Work instructions: Can you reproduce the stretch of records from the line containing "1014, 1034, 1053]" through the line containing "1628, 890, 1663]", swapping every "body-line" for "text-line" and leaving everything else unchanged?

Excerpted records:
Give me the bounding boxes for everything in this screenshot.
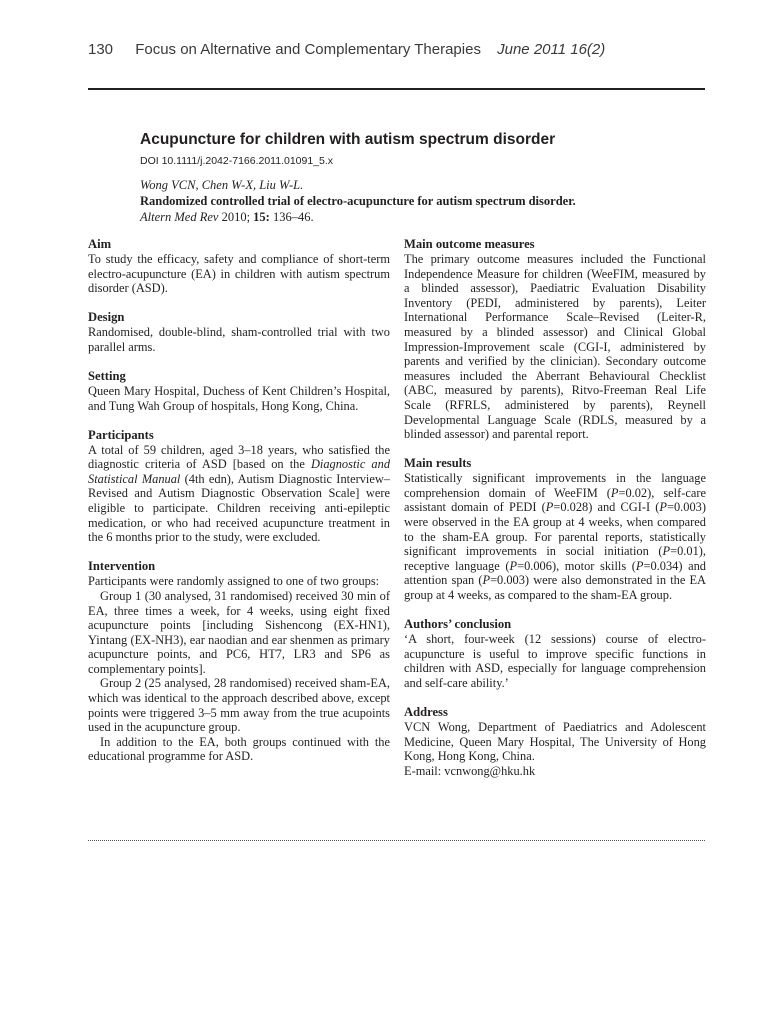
page-number: 130 [88, 41, 114, 58]
section-heading: Design [88, 310, 125, 325]
section-heading: Authors’ conclusion [404, 617, 512, 632]
section-heading: Aim [88, 237, 112, 251]
section-setting [88, 369, 390, 413]
article-header [140, 131, 705, 225]
citation-pages: 136–46. [269, 210, 314, 224]
p-symbol: P [662, 544, 671, 559]
section-text: To study the efficacy, safety and compliance of short-term electro-acupuncture (EA) in children with autism spectrum disorder (ASD). [88, 252, 390, 296]
p-symbol: P [545, 500, 554, 515]
section-aim [88, 237, 390, 296]
text-run: =0.01), receptive language ( [404, 544, 706, 573]
section-text: Group 1 (30 analysed, 31 randomised) received 30 min of EA, three times a week, for 4 weeks, using eight fixed acupuncture points [including Sishencong (EX-HN1), Yintang (EX-NH3), ear naodian and ear shenmen as primary acupuncture points, and PC6, HT7, LR3 and SP6 as complementary points]. [88, 588, 390, 676]
section-heading: Main outcome measures [404, 237, 535, 251]
section-design [88, 310, 390, 354]
citation-volume: 15: [253, 210, 270, 224]
article-title: Acupuncture for children with autism spectrum disorder [140, 131, 556, 148]
section-conclusion [404, 617, 706, 690]
text-run: (4th edn), Autism Diagnostic Interview–Revised and Autism Diagnostic Observation Scale] were eligible to participate. Children receiving anti-epileptic medication, or who had received acupuncture treatment in the 6 months prior to the study, were excluded. [88, 471, 390, 545]
section-text: The primary outcome measures included the Functional Independence Measure for children (WeeFIM, measured by a blinded assessor), Paediatric Evaluation Disability Inventory (PEDI, administered by parents), Leiter International Performance Scale–Revised (Leiter-R, measured by a blinded assessor) and Clinical Global Impression-Improvement scale (CGI-I, administered by parents and verified by the clinician). Secondary outcome measures included the Aberrant Behavioural Checklist (ABC, measured by parents), Ritvo-Freeman Real Life Scale (RFRLS, administered by parents), Reynell Developmental Language Scale (RDLS, measured by a blinded assessor) and parental report. [404, 252, 706, 442]
p-symbol: P [482, 573, 491, 588]
p-symbol: P [659, 500, 667, 515]
right-column [404, 237, 706, 793]
section-text: VCN Wong, Department of Paediatrics and Adolescent Medicine, Queen Mary Hospital, The University of Hong Kong, Hong Kong, China. [404, 719, 706, 764]
p-symbol: P [509, 558, 518, 573]
section-text: ‘A short, four-week (12 sessions) course of electro-acupuncture is useful to improve specific functions in children with ASD, especially for language comprehension and self-care ability.’ [404, 632, 706, 690]
section-heading: Participants [88, 427, 154, 442]
section-text [404, 471, 706, 602]
doi: DOI 10.1111/j.2042-7166.2011.01091_5.x [140, 155, 334, 167]
text-run: =0.003) were observed in the EA group at 4 weeks, when compared to the sham-EA group. For parental reports, statistically significant improvements in social initiation ( [404, 500, 706, 559]
section-heading: Address [404, 704, 448, 719]
section-text: Group 2 (25 analysed, 28 randomised) received sham-EA, which was identical to the approach described above, except points were triggered 3–5 mm away from the true acupoints used in the acupuncture group. [88, 676, 390, 735]
issue-info: June 2011 16(2) [497, 41, 606, 58]
citation-year: 2010; [218, 210, 254, 224]
text-run: =0.028) and CGI-I ( [553, 500, 660, 515]
section-text: Randomised, double-blind, sham-controlled trial with two parallel arms. [88, 325, 390, 354]
section-text [88, 443, 390, 545]
citation-source [140, 209, 705, 225]
left-column [88, 237, 390, 779]
section-address [404, 705, 706, 778]
section-heading: Main results [404, 456, 472, 471]
text-run: =0.02), self-care assistant domain of PEDI ( [404, 485, 706, 515]
citation-authors: Wong VCN, Chen W-X, Liu W-L. [140, 178, 304, 192]
section-heading: Intervention [88, 559, 156, 574]
section-text: Participants were randomly assigned to one of two groups: [88, 574, 380, 589]
section-outcomes [404, 237, 706, 442]
citation-title: Randomized controlled trial of electro-acupuncture for autism spectrum disorder. [140, 194, 576, 208]
text-run: =0.034) and attention span ( [404, 558, 707, 588]
journal-name: Focus on Alternative and Complementary Therapies [135, 41, 481, 58]
email-text: E-mail: vcnwong@hku.hk [404, 763, 536, 778]
section-results [404, 456, 706, 602]
running-head [88, 41, 708, 58]
text-run: =0.003) were also demonstrated in the EA group at 4 weeks, as compared to the sham-EA group. [404, 573, 706, 602]
p-symbol: P [610, 485, 619, 500]
section-text: In addition to the EA, both groups continued with the educational programme for ASD. [88, 734, 390, 764]
section-intervention [88, 559, 390, 764]
text-italic: Diagnostic and Statistical Manual [88, 457, 391, 486]
footer-dotted-rule [88, 840, 705, 841]
header-rule [88, 88, 705, 90]
text-run: =0.006), motor skills ( [517, 558, 636, 573]
text-run: A total of 59 children, aged 3–18 years, who satisfied the diagnostic criteria of ASD [based on the [88, 442, 390, 472]
text-run: Statistically significant improvements in the language comprehension domain of WeeFIM ( [404, 471, 706, 500]
section-text: Queen Mary Hospital, Duchess of Kent Children’s Hospital, and Tung Wah Group of hospitals, Hong Kong, China. [88, 383, 390, 413]
p-symbol: P [635, 558, 644, 573]
section-heading: Setting [88, 368, 126, 383]
citation-journal: Altern Med Rev [140, 210, 219, 224]
section-participants [88, 428, 390, 545]
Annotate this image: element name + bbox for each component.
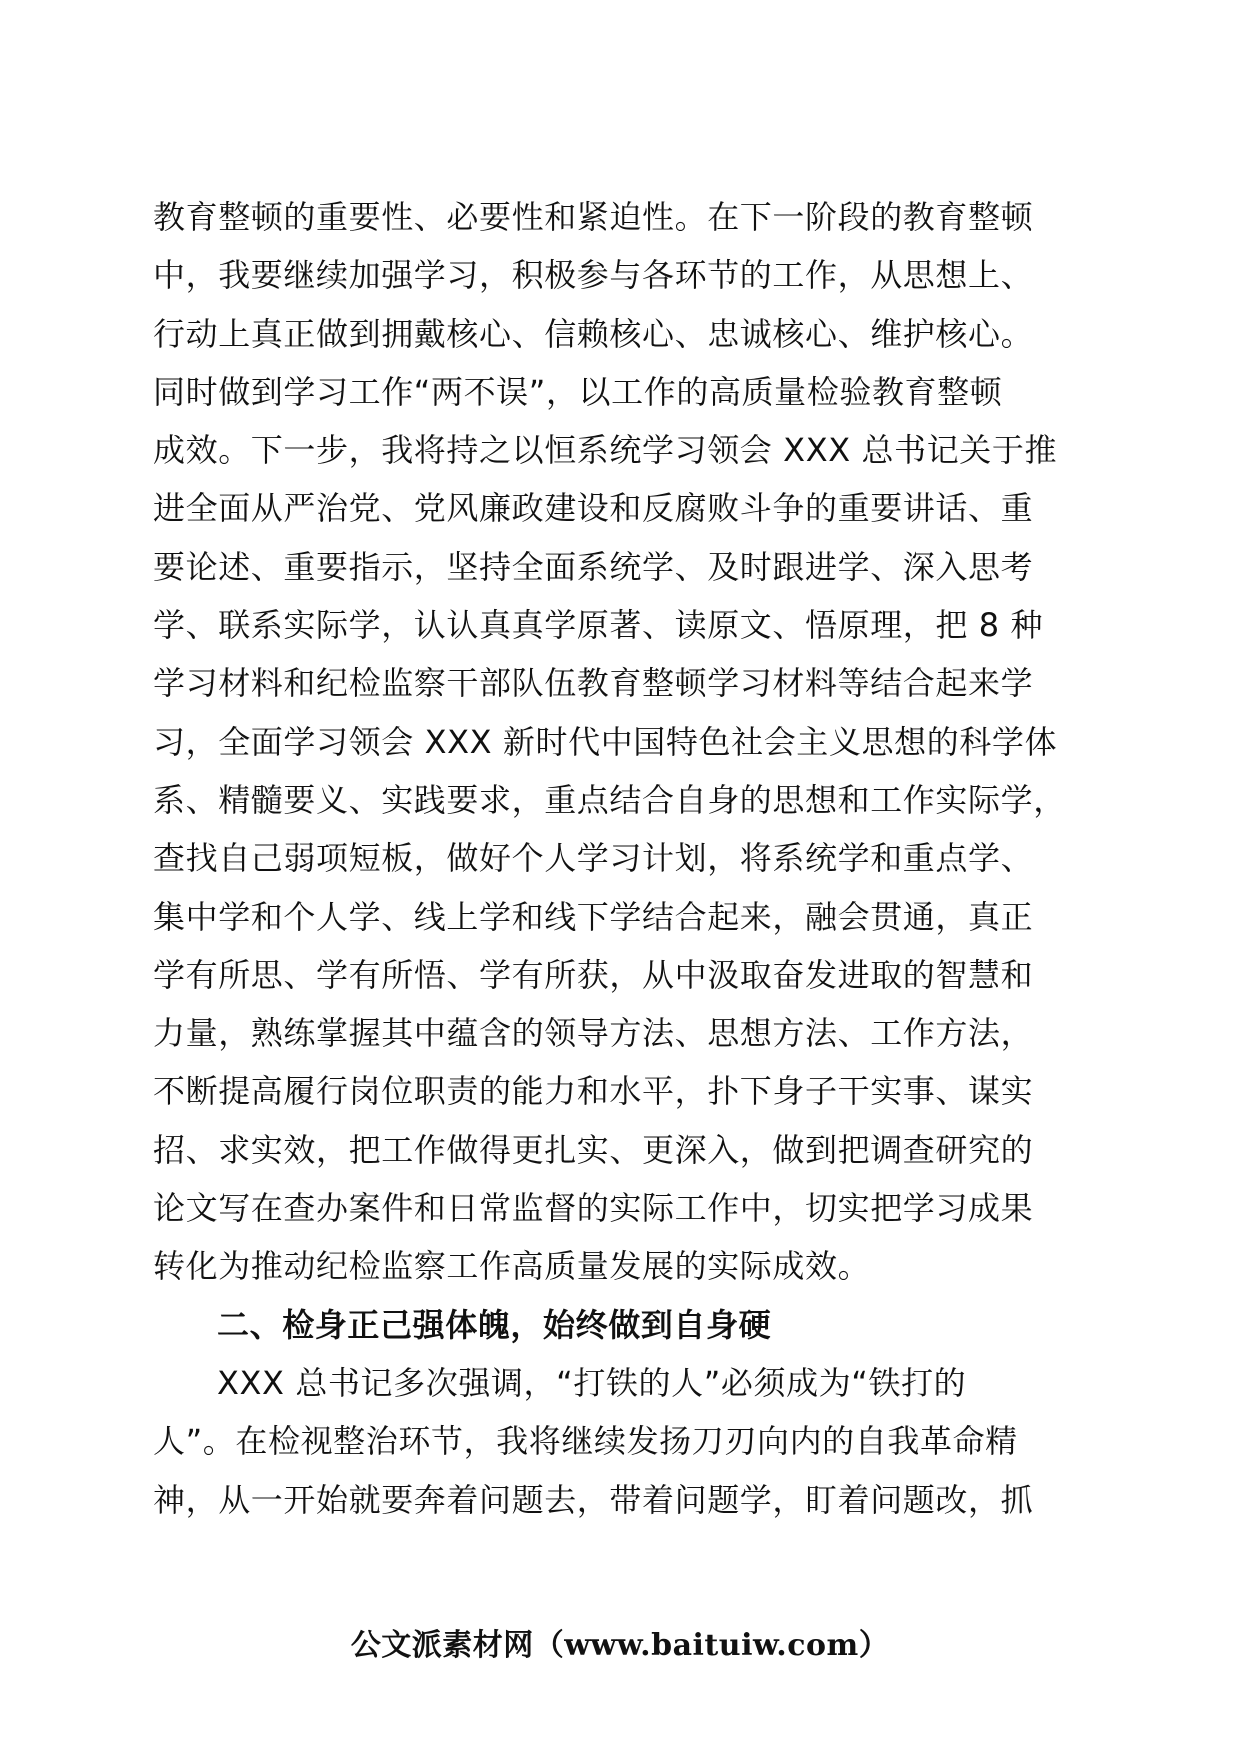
- body-line: 力量，熟练掌握其中蕴含的领导方法、思想方法、工作方法，: [153, 1014, 1034, 1053]
- body-line: 同时做到学习工作“两不误”，以工作的高质量检验教育整顿: [153, 372, 1003, 411]
- body-line: 招、求实效，把工作做得更扎实、更深入，做到把调查研究的: [153, 1130, 1034, 1169]
- body-line: 习，全面学习领会 XXX 新时代中国特色社会主义思想的科学体: [153, 722, 1058, 761]
- body-line: XXX 总书记多次强调，“打铁的人”必须成为“铁打的: [217, 1363, 967, 1402]
- body-line: 论文写在查办案件和日常监督的实际工作中，切实把学习成果: [153, 1189, 1034, 1228]
- body-line: 成效。下一步，我将持之以恒系统学习领会 XXX 总书记关于推: [153, 431, 1058, 470]
- body-line: 教育整顿的重要性、必要性和紧迫性。在下一阶段的教育整顿: [153, 198, 1034, 236]
- document-body: [153, 188, 1093, 1529]
- body-line: 不断提高履行岗位职责的能力和水平，扑下身子干实事、谋实: [153, 1072, 1034, 1111]
- body-line: 行动上真正做到拥戴核心、信赖核心、忠诚核心、维护核心。: [153, 314, 1034, 353]
- footer-watermark-text: 公文派素材网（www.baituiw.com）: [350, 1628, 890, 1663]
- body-line: 学有所思、学有所悟、学有所获，从中汲取奋发进取的智慧和: [153, 955, 1034, 994]
- body-line: 转化为推动纪检监察工作高质量发展的实际成效。: [153, 1247, 871, 1286]
- section-heading: 二、检身正己强体魄，始终做到自身硬: [217, 1305, 772, 1344]
- body-line: 要论述、重要指示，坚持全面系统学、及时跟进学、深入思考: [153, 547, 1034, 586]
- body-line: 学习材料和纪检监察干部队伍教育整顿学习材料等结合起来学: [153, 664, 1034, 703]
- body-line: 学、联系实际学，认认真真学原著、读原文、悟原理，把 8 种: [153, 606, 1044, 645]
- body-line: 集中学和个人学、线上学和线下学结合起来，融会贯通，真正: [153, 897, 1034, 936]
- body-line: 查找自己弱项短板，做好个人学习计划，将系统学和重点学、: [153, 839, 1034, 878]
- body-line: 神，从一开始就要奔着问题去，带着问题学，盯着问题改，抓: [153, 1480, 1034, 1519]
- body-line: 系、精髓要义、实践要求，重点结合自身的思想和工作实际学，: [153, 780, 1066, 819]
- body-line: 进全面从严治党、党风廉政建设和反腐败斗争的重要讲话、重: [153, 489, 1034, 528]
- body-line: 人”。在检视整治环节，我将继续发扬刀刃向内的自我革命精: [153, 1422, 1018, 1461]
- body-line: 中，我要继续加强学习，积极参与各环节的工作，从思想上、: [153, 256, 1034, 295]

Correct result:
- text-line: 力量，熟练掌握其中蕴含的领导方法、思想方法、工作方法，: [153, 1014, 1034, 1053]
- text-line: 同时做到学习工作“两不误”，以工作的高质量检验教育整顿: [153, 372, 1003, 411]
- text-line: 招、求实效，把工作做得更扎实、更深入，做到把调查研究的: [153, 1130, 1034, 1169]
- text-line: 习，全面学习领会 XXX 新时代中国特色社会主义思想的科学体: [153, 722, 1058, 761]
- text-line: XXX 总书记多次强调，“打铁的人”必须成为“铁打的: [217, 1363, 967, 1402]
- text-line: 论文写在查办案件和日常监督的实际工作中，切实把学习成果: [153, 1189, 1034, 1228]
- text-line: 成效。下一步，我将持之以恒系统学习领会 XXX 总书记关于推: [153, 431, 1058, 470]
- text-line: 教育整顿的重要性、必要性和紧迫性。在下一阶段的教育整顿: [153, 198, 1034, 236]
- document-body: [153, 188, 1093, 1529]
- text-line: 不断提高履行岗位职责的能力和水平，扑下身子干实事、谋实: [153, 1072, 1034, 1111]
- text-line: 行动上真正做到拥戴核心、信赖核心、忠诚核心、维护核心。: [153, 314, 1034, 353]
- footer-watermark-text: 公文派素材网（www.baituiw.com）: [350, 1628, 890, 1663]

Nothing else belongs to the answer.